Collect every line that includes the string "Sequence".

(Figure data in JSON)
==*==

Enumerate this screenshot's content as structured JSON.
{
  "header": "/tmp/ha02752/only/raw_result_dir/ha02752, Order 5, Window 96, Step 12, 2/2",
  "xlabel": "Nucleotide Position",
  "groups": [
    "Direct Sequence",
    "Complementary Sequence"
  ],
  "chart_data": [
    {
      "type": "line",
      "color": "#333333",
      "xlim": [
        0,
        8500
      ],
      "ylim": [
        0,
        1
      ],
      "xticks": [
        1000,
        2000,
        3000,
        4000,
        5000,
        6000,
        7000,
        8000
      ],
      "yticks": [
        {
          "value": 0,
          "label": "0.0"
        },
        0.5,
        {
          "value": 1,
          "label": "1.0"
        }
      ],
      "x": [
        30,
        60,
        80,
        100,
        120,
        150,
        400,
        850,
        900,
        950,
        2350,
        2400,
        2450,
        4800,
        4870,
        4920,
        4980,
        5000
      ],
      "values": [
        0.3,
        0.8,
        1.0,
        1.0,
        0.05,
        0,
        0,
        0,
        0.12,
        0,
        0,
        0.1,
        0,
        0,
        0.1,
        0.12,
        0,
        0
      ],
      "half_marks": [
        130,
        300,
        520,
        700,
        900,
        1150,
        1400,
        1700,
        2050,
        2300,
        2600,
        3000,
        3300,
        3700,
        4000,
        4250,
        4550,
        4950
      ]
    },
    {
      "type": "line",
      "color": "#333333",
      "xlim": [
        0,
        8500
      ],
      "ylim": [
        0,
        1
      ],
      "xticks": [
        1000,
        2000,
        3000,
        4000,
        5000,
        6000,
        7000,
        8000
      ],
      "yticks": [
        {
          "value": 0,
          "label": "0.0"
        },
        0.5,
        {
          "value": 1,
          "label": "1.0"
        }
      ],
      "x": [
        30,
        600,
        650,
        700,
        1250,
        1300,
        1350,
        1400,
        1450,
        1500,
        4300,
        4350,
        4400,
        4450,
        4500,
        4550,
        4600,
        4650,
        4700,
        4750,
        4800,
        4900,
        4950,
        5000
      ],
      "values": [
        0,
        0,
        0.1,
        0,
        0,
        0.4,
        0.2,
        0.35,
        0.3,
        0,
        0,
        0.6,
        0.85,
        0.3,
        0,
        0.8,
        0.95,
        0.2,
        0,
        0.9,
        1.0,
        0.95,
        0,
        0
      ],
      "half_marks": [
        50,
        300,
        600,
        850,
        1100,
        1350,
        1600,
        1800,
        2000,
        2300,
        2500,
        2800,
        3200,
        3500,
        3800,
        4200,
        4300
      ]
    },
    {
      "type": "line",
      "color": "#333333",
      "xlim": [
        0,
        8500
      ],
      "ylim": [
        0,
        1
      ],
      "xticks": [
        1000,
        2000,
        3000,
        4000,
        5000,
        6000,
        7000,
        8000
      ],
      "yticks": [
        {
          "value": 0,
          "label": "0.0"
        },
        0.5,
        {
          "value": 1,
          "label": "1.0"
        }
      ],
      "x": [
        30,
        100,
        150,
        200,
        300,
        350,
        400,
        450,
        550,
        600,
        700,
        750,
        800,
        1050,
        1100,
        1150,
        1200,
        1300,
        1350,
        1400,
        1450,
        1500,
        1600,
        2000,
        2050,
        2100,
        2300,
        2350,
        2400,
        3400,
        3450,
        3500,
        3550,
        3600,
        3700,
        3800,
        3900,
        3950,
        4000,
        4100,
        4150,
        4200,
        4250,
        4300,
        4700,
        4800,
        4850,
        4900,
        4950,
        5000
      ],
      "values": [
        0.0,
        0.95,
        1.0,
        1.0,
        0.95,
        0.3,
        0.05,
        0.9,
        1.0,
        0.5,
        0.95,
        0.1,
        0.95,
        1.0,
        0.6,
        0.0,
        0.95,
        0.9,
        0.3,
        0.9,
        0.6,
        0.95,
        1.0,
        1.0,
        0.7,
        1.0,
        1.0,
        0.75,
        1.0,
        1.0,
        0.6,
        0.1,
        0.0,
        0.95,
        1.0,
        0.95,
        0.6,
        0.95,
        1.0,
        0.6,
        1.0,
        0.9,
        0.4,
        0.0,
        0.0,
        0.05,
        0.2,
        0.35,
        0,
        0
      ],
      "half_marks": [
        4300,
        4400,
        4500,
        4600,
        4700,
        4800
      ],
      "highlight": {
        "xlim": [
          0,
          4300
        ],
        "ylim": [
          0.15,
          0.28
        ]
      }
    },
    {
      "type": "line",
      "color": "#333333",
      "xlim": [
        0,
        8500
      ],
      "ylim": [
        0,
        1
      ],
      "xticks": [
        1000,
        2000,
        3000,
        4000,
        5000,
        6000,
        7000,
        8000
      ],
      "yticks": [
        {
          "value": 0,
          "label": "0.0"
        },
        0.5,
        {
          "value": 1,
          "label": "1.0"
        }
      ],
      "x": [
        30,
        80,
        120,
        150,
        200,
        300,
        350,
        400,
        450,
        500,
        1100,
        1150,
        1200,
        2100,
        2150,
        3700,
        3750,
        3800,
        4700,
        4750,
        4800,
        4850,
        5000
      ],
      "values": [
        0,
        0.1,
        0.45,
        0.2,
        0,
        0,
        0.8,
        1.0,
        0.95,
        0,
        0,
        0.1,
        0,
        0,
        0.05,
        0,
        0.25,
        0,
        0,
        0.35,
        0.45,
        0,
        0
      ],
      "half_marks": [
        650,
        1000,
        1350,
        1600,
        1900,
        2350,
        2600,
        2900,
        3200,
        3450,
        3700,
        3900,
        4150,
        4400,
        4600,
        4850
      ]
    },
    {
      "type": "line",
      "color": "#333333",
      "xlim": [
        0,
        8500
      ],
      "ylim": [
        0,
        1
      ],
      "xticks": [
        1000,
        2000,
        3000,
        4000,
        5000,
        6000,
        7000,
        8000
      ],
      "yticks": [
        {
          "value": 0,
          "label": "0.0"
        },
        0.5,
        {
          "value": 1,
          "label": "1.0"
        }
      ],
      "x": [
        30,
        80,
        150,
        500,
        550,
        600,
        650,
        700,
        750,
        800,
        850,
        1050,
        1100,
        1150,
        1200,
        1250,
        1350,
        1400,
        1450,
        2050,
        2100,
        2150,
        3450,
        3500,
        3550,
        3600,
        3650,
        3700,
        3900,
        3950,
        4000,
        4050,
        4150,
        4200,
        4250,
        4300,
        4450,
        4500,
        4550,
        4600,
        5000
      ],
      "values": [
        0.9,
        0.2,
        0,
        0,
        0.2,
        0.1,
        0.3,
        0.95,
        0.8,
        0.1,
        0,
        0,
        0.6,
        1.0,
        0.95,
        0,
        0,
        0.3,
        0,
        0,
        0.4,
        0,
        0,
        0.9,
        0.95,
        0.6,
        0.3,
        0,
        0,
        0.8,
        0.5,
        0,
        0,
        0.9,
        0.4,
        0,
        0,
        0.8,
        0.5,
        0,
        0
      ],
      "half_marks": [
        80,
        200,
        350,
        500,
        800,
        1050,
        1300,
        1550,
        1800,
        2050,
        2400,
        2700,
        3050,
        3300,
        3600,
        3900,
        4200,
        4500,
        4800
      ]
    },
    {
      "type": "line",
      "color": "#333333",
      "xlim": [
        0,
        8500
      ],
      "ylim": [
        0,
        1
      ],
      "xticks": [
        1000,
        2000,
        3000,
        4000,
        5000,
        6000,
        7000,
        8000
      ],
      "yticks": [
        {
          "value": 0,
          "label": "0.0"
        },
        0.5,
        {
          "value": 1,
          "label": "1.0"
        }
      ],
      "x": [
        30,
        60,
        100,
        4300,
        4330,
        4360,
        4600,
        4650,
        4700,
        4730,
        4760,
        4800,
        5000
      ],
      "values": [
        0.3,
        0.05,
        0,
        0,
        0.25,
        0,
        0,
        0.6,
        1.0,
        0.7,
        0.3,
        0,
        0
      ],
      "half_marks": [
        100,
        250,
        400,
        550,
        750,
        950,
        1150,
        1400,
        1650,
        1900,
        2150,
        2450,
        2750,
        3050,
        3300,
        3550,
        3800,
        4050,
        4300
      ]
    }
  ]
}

==*==

:: REPLY TO THE TASK ::
    "Direct Sequence",
    "Complementary Sequence"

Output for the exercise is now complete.